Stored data
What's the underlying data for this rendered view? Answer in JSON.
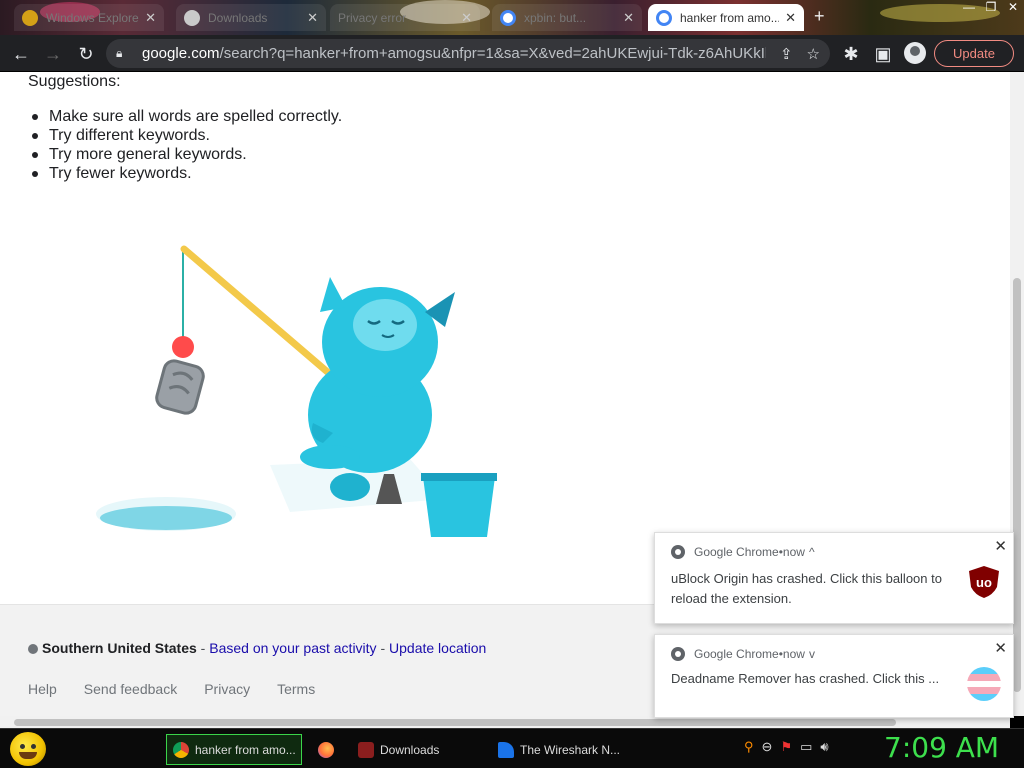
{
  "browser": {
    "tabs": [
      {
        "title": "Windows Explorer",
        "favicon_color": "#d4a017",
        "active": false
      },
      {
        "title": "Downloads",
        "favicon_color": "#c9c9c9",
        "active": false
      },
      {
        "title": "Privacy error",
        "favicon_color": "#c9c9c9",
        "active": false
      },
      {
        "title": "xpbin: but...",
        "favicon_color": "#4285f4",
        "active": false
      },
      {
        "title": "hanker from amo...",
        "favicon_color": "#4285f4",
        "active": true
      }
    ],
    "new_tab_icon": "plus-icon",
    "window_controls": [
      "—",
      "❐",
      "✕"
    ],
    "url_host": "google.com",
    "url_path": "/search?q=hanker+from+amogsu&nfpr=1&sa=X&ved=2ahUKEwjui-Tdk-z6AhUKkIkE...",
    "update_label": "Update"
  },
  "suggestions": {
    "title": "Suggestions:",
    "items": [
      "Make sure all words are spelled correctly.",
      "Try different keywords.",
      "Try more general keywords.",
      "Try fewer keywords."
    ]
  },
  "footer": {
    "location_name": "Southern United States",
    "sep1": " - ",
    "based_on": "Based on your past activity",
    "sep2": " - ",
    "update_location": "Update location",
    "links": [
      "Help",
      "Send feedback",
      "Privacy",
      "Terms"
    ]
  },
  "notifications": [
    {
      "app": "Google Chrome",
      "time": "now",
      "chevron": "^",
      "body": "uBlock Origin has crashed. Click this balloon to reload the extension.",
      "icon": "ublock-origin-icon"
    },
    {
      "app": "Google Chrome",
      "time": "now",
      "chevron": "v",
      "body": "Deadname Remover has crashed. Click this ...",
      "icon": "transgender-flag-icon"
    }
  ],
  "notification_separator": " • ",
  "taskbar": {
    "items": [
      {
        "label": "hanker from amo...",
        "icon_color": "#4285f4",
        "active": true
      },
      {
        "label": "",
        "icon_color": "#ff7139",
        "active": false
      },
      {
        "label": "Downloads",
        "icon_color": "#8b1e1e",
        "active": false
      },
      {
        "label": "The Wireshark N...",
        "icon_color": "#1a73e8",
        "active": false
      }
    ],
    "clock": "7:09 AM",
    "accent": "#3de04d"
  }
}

==

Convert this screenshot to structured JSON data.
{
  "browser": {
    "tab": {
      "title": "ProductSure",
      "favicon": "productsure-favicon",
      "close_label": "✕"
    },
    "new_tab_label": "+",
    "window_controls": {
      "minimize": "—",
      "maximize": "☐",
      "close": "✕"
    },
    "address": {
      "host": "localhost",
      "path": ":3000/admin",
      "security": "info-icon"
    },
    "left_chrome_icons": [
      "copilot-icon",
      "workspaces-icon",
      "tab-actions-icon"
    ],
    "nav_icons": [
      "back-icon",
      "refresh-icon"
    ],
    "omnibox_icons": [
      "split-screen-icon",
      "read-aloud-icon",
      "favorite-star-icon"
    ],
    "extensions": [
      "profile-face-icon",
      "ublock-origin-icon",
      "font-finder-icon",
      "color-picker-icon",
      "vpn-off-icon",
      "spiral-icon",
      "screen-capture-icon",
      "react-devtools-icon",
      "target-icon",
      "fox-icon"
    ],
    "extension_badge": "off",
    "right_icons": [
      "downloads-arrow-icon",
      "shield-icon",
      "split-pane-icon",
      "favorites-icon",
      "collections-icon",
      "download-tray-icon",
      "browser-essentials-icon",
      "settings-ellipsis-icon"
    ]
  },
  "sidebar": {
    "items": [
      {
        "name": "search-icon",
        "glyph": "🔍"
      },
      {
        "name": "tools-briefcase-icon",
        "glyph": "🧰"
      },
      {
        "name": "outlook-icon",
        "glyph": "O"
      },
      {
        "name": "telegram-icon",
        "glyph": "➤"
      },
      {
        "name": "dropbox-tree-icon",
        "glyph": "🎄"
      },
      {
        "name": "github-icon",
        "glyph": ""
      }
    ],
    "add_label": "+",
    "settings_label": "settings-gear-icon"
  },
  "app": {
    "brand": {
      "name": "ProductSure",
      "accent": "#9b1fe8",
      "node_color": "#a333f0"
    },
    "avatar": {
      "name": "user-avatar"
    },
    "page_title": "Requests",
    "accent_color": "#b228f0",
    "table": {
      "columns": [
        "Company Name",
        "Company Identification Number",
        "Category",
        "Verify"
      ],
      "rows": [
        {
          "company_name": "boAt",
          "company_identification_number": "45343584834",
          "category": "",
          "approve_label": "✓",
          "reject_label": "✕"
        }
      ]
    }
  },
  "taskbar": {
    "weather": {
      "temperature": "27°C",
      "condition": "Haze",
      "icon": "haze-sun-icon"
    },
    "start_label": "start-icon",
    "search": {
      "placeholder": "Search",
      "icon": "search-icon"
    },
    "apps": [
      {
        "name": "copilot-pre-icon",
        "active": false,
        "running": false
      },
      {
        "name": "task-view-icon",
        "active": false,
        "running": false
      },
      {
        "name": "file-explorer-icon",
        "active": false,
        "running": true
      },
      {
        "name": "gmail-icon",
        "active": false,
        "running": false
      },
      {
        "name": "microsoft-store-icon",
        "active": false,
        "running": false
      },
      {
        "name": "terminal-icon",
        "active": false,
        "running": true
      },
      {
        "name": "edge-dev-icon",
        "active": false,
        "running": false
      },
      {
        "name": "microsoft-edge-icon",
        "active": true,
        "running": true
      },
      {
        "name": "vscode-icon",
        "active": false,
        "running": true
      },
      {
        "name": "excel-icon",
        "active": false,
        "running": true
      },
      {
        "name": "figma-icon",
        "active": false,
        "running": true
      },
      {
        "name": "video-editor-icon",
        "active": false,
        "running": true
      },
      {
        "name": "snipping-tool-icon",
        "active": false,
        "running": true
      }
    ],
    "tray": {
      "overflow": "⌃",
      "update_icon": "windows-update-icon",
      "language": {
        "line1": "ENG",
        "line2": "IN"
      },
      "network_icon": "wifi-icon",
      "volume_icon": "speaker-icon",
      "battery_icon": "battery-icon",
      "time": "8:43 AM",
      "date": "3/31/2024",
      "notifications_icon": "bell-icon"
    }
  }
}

==

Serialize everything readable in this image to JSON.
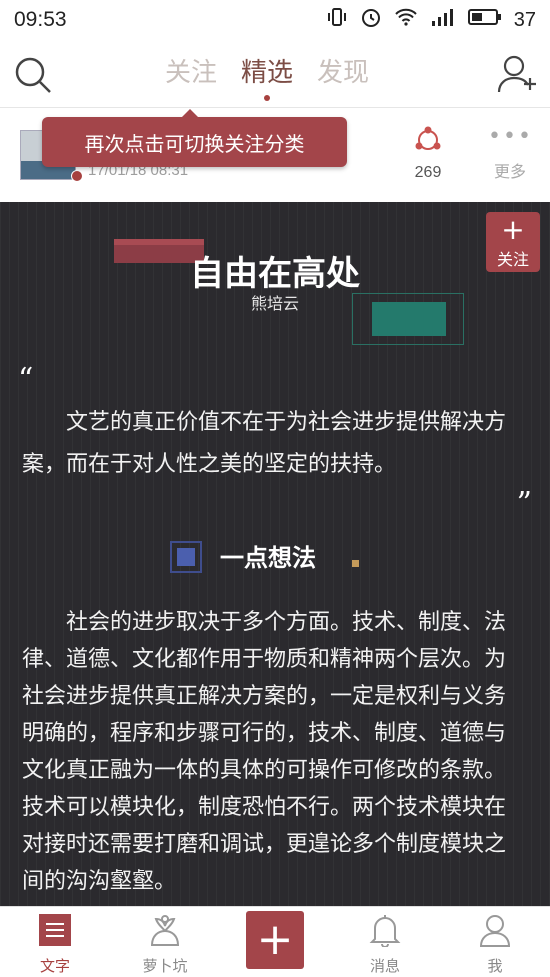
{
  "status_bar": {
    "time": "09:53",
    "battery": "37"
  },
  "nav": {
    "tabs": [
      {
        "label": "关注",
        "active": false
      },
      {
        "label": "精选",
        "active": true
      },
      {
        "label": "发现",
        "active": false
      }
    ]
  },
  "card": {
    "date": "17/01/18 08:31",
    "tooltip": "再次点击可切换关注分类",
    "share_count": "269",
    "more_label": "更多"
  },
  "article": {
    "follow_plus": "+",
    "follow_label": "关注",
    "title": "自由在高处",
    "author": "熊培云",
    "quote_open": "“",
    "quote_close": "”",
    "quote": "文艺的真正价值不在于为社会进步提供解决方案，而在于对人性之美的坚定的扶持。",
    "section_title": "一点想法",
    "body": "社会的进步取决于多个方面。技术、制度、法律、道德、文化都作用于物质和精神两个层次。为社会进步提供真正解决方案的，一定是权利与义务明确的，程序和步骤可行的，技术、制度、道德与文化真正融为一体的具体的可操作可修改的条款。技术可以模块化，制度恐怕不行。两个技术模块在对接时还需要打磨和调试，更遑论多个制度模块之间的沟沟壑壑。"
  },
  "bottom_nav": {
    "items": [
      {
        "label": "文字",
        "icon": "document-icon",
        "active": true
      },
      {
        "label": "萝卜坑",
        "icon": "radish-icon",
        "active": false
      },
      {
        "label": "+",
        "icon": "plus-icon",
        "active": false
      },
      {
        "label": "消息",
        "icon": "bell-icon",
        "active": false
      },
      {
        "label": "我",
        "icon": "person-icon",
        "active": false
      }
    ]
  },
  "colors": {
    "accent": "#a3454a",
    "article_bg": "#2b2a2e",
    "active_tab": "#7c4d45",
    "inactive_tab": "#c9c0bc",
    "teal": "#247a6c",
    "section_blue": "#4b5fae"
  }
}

> _REQUIREMENT_:
Scan the entries above for the word "view" and collect each line holding it.

> _SOLUTION TO THE PROBLEM_:
What's the underlying data for this rendered view? Answer in JSON.
        "name": "task-view-icon",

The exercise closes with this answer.